▶ [Instruction] Report only the number of lines that hold the word "JSON".

▶ [Data records]
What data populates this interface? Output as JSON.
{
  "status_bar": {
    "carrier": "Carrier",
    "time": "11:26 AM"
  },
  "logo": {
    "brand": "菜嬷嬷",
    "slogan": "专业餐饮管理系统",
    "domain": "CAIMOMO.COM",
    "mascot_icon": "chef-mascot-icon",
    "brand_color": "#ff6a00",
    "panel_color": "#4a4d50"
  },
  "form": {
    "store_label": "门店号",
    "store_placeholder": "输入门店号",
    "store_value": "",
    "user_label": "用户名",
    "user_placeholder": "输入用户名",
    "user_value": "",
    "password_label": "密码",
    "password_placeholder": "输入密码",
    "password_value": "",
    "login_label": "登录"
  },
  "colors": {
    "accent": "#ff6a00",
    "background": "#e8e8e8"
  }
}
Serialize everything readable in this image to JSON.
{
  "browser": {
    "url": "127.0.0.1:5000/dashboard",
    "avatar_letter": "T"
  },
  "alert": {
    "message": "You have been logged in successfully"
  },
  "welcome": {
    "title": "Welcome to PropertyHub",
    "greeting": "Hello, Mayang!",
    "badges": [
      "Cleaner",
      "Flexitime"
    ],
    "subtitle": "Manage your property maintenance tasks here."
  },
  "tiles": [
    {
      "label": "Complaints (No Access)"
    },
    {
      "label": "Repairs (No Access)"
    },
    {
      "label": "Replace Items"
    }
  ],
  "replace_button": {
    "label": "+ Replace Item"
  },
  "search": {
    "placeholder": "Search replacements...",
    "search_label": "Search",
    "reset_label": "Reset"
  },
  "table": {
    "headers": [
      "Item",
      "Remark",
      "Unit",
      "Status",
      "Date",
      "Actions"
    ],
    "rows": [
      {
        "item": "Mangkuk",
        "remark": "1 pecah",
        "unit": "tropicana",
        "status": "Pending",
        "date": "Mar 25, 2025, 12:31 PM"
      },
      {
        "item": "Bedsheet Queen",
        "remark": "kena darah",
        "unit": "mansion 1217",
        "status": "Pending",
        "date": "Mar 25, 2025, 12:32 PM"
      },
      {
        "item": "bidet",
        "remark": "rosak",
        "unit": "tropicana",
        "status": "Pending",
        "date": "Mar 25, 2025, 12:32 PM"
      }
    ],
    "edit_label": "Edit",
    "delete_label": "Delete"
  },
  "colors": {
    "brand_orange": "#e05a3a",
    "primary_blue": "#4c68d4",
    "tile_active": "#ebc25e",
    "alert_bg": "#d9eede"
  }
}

▶ [Exercise result] 2